GIVEN EXERCISE
Can you retype every record below exactly as written?

********

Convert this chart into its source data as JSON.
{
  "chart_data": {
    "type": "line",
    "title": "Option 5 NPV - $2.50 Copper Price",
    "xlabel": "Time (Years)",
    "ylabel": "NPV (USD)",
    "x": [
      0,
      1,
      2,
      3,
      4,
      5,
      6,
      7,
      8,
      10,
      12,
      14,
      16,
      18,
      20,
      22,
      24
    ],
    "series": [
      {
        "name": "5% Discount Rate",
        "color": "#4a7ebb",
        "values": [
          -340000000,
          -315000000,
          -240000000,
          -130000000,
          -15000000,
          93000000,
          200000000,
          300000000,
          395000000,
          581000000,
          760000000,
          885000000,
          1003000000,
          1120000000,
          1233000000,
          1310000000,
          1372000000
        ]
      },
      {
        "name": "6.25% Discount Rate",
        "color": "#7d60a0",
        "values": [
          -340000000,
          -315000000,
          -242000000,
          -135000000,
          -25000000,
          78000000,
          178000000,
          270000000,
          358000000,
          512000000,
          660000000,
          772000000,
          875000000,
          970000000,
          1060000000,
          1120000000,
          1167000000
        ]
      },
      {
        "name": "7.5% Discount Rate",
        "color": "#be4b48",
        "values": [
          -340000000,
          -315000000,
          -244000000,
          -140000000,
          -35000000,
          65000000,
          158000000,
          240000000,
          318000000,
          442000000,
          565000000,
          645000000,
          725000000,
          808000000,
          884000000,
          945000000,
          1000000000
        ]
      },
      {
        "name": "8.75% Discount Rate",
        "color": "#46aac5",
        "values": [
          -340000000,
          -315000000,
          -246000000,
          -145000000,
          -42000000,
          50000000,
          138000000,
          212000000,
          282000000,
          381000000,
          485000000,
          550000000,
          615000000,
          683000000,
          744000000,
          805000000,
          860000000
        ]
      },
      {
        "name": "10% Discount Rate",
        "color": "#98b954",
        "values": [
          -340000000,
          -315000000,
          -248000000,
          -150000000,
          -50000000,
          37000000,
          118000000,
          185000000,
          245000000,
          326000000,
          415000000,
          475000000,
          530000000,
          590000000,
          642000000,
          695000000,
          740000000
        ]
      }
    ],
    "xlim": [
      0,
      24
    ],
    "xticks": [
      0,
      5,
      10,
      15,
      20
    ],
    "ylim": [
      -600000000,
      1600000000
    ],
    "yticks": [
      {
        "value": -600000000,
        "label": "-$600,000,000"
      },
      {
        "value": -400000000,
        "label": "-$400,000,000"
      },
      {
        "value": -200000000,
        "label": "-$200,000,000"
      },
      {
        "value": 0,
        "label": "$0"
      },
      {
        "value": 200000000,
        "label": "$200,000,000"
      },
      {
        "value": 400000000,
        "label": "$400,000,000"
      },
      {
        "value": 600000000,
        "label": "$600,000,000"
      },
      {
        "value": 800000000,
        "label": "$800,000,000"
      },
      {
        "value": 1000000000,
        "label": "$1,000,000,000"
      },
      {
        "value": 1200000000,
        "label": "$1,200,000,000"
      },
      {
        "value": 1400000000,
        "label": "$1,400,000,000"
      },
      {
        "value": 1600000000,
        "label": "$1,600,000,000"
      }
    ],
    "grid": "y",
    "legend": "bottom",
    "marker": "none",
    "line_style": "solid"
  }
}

********

COMPLETED TASK
Convert this chart into its source data as JSON.
{
  "chart_data": {
    "type": "line",
    "title": "Option 5 NPV - $2.50 Copper Price",
    "xlabel": "Time (Years)",
    "ylabel": "NPV (USD)",
    "x": [
      0,
      1,
      2,
      3,
      4,
      5,
      6,
      7,
      8,
      10,
      12,
      14,
      16,
      18,
      20,
      22,
      24
    ],
    "series": [
      {
        "name": "5% Discount Rate",
        "color": "#4a7ebb",
        "values": [
          -340000000,
          -315000000,
          -240000000,
          -130000000,
          -15000000,
          93000000,
          200000000,
          300000000,
          395000000,
          581000000,
          760000000,
          885000000,
          1003000000,
          1120000000,
          1233000000,
          1310000000,
          1372000000
        ]
      },
      {
        "name": "6.25% Discount Rate",
        "color": "#7d60a0",
        "values": [
          -340000000,
          -315000000,
          -242000000,
          -135000000,
          -25000000,
          78000000,
          178000000,
          270000000,
          358000000,
          512000000,
          660000000,
          772000000,
          875000000,
          970000000,
          1060000000,
          1120000000,
          1167000000
        ]
      },
      {
        "name": "7.5% Discount Rate",
        "color": "#be4b48",
        "values": [
          -340000000,
          -315000000,
          -244000000,
          -140000000,
          -35000000,
          65000000,
          158000000,
          240000000,
          318000000,
          442000000,
          565000000,
          645000000,
          725000000,
          808000000,
          884000000,
          945000000,
          1000000000
        ]
      },
      {
        "name": "8.75% Discount Rate",
        "color": "#46aac5",
        "values": [
          -340000000,
          -315000000,
          -246000000,
          -145000000,
          -42000000,
          50000000,
          138000000,
          212000000,
          282000000,
          381000000,
          485000000,
          550000000,
          615000000,
          683000000,
          744000000,
          805000000,
          860000000
        ]
      },
      {
        "name": "10% Discount Rate",
        "color": "#98b954",
        "values": [
          -340000000,
          -315000000,
          -248000000,
          -150000000,
          -50000000,
          37000000,
          118000000,
          185000000,
          245000000,
          326000000,
          415000000,
          475000000,
          530000000,
          590000000,
          642000000,
          695000000,
          740000000
        ]
      }
    ],
    "xlim": [
      0,
      24
    ],
    "xticks": [
      0,
      5,
      10,
      15,
      20
    ],
    "ylim": [
      -600000000,
      1600000000
    ],
    "yticks": [
      {
        "value": -600000000,
        "label": "-$600,000,000"
      },
      {
        "value": -400000000,
        "label": "-$400,000,000"
      },
      {
        "value": -200000000,
        "label": "-$200,000,000"
      },
      {
        "value": 0,
        "label": "$0"
      },
      {
        "value": 200000000,
        "label": "$200,000,000"
      },
      {
        "value": 400000000,
        "label": "$400,000,000"
      },
      {
        "value": 600000000,
        "label": "$600,000,000"
      },
      {
        "value": 800000000,
        "label": "$800,000,000"
      },
      {
        "value": 1000000000,
        "label": "$1,000,000,000"
      },
      {
        "value": 1200000000,
        "label": "$1,200,000,000"
      },
      {
        "value": 1400000000,
        "label": "$1,400,000,000"
      },
      {
        "value": 1600000000,
        "label": "$1,600,000,000"
      }
    ],
    "grid": "y",
    "legend": "bottom",
    "marker": "none",
    "line_style": "solid"
  }
}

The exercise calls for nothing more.